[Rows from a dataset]
## BEGIN

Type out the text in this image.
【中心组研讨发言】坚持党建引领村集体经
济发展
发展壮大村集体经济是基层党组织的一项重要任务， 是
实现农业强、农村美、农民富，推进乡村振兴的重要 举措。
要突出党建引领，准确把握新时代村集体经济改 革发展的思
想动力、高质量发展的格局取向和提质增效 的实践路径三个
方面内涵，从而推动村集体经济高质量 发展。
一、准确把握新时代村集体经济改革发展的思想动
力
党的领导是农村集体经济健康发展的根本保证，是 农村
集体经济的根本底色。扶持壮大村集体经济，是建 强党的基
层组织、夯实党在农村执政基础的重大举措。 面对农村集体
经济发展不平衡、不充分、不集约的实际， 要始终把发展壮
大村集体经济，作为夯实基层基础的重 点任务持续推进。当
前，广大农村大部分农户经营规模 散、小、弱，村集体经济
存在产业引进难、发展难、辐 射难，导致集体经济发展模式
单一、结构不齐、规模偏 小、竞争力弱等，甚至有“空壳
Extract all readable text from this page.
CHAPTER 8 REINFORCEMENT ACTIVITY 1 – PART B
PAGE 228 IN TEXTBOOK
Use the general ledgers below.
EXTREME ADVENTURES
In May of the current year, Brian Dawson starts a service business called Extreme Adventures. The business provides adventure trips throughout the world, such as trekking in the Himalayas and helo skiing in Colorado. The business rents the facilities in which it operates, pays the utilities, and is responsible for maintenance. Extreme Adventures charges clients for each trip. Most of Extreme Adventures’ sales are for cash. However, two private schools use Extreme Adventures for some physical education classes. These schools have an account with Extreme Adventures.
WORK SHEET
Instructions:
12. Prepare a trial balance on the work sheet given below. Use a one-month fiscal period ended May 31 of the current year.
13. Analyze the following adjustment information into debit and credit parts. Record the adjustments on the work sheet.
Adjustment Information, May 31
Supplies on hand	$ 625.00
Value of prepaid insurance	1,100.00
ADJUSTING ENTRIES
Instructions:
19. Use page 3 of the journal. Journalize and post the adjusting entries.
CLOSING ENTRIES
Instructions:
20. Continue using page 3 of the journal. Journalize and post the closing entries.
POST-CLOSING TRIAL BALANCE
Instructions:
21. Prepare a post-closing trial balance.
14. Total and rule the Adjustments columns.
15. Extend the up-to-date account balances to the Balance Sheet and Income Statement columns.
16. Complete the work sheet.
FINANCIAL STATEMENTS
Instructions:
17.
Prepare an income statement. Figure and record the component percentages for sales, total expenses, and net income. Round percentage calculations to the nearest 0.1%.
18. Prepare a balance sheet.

## END

* _What to work on_
List the lines that contain the word "journal".

* _Written reply_
19. Use page 3 of the journal. Journalize and post the adjusting entries.
20. Continue using page 3 of the journal. Journalize and post the closing entries.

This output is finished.